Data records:
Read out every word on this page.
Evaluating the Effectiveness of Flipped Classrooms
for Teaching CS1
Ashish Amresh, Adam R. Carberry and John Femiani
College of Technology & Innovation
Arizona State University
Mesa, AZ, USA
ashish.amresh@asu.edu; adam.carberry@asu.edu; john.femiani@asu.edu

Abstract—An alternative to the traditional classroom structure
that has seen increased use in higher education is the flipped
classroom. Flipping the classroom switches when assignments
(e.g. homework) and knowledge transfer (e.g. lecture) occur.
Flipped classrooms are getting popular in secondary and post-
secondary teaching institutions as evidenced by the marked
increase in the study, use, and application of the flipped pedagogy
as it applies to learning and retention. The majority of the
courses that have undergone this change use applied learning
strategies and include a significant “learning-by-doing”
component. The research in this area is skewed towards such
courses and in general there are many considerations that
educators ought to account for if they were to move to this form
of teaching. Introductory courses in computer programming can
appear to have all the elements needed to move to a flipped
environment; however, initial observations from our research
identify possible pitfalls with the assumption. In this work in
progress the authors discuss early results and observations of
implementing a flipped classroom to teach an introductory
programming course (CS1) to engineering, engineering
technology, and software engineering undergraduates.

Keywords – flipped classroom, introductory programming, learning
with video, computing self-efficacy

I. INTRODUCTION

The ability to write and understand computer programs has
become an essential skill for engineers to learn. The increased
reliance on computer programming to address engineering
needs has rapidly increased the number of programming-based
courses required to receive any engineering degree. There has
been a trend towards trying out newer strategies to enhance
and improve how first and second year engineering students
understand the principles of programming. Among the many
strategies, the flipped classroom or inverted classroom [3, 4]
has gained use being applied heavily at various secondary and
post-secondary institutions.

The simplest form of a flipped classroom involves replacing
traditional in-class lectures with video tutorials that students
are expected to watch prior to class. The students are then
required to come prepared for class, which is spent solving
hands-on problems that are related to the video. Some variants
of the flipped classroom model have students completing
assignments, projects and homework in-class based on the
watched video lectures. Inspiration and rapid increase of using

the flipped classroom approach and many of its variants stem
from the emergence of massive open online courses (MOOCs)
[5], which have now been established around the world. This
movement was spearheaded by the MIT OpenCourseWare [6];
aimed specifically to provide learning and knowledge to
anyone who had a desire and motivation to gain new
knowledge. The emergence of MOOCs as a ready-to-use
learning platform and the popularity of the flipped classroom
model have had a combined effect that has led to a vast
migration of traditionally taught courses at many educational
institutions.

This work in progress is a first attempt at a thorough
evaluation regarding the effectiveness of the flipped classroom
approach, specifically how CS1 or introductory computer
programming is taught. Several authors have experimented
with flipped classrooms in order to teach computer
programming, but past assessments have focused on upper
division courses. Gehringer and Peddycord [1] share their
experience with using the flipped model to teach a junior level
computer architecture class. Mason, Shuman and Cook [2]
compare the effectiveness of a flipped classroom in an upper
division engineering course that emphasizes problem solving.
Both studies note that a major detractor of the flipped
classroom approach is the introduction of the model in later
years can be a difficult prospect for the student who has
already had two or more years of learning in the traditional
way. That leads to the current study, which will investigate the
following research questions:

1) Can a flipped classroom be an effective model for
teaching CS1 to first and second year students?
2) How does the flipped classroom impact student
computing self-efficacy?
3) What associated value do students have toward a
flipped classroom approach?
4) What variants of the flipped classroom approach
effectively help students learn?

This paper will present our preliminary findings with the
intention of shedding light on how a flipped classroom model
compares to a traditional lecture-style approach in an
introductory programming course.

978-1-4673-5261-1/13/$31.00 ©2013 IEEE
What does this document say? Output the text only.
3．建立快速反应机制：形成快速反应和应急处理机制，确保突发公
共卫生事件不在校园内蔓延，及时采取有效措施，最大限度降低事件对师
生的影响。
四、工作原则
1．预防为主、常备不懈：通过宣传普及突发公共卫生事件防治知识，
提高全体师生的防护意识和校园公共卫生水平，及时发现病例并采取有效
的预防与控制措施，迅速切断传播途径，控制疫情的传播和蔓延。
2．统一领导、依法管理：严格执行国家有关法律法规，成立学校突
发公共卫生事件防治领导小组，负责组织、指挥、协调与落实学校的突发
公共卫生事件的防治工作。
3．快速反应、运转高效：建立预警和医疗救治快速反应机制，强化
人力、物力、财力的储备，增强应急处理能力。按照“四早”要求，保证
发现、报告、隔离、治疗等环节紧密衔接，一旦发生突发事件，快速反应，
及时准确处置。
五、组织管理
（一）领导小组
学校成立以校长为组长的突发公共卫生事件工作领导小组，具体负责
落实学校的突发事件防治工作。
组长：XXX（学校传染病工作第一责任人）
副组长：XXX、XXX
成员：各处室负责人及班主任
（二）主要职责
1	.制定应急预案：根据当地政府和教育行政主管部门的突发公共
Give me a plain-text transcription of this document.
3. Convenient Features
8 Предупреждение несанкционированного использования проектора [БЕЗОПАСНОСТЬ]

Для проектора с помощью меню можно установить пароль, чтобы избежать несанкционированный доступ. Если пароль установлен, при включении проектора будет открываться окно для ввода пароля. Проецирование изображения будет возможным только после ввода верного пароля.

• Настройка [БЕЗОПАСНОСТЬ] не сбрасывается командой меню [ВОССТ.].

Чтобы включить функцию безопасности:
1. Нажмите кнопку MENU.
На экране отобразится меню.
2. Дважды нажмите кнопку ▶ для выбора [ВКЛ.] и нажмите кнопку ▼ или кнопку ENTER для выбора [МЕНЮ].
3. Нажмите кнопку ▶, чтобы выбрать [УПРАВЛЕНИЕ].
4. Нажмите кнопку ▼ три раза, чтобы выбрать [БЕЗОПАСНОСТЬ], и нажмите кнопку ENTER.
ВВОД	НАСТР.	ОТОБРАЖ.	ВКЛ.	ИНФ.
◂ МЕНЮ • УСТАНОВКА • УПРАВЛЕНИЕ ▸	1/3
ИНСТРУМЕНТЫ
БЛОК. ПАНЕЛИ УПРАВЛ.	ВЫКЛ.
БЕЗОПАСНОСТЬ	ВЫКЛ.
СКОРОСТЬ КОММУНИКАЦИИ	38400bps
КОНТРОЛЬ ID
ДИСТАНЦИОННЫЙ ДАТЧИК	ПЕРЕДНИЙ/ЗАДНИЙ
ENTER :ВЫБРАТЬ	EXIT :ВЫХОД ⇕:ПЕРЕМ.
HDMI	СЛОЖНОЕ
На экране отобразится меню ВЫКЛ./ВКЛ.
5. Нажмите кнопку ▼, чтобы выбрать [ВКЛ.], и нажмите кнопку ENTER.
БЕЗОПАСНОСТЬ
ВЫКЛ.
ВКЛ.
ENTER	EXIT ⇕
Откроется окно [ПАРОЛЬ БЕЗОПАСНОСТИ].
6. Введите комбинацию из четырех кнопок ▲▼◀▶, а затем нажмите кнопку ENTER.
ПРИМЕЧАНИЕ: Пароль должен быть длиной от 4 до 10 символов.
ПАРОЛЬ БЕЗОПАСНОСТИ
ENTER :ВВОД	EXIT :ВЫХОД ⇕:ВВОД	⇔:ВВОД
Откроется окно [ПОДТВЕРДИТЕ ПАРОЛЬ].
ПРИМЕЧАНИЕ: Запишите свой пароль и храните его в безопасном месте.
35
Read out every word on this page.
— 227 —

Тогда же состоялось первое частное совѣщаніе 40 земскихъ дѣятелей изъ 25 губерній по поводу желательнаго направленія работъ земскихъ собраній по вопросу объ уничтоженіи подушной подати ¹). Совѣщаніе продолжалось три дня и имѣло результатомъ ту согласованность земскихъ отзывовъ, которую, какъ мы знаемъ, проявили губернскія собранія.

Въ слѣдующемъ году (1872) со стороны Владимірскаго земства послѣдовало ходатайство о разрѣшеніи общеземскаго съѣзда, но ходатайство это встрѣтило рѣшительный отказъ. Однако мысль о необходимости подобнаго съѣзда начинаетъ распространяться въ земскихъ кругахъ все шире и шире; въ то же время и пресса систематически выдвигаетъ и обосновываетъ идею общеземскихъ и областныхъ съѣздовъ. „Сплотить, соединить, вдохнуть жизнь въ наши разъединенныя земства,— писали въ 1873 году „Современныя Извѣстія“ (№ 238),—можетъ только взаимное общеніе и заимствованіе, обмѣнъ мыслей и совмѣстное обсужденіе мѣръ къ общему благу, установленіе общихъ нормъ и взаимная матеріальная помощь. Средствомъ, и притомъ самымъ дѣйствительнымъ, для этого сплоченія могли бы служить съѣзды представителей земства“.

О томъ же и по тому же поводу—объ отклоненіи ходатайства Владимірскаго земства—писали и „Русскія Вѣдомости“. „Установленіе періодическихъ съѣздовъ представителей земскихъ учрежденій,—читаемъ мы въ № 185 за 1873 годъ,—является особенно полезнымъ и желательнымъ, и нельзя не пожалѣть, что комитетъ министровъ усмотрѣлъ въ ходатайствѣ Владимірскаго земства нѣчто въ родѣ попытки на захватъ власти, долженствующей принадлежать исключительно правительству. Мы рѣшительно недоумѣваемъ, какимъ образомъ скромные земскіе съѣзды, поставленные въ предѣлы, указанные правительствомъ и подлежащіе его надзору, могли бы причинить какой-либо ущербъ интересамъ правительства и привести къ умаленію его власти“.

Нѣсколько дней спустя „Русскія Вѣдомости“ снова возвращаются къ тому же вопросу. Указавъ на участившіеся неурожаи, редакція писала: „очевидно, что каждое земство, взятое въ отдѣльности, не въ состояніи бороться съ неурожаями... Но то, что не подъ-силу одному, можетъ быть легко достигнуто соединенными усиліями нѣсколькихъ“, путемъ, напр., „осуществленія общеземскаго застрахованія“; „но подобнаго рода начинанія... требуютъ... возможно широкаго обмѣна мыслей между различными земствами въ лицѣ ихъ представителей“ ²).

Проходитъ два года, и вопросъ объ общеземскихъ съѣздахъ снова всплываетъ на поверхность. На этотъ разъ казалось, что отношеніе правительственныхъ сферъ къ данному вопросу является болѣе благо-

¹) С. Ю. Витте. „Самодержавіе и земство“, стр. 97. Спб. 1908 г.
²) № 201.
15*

* [What is being asked] List every line from the entries above in which "strategies" appears.

* [Task result]
strategies and include a significant “learning-by-doing”
been a trend towards trying out newer strategies to enhance
strategies, the flipped classroom or inverted classroom [3, 4]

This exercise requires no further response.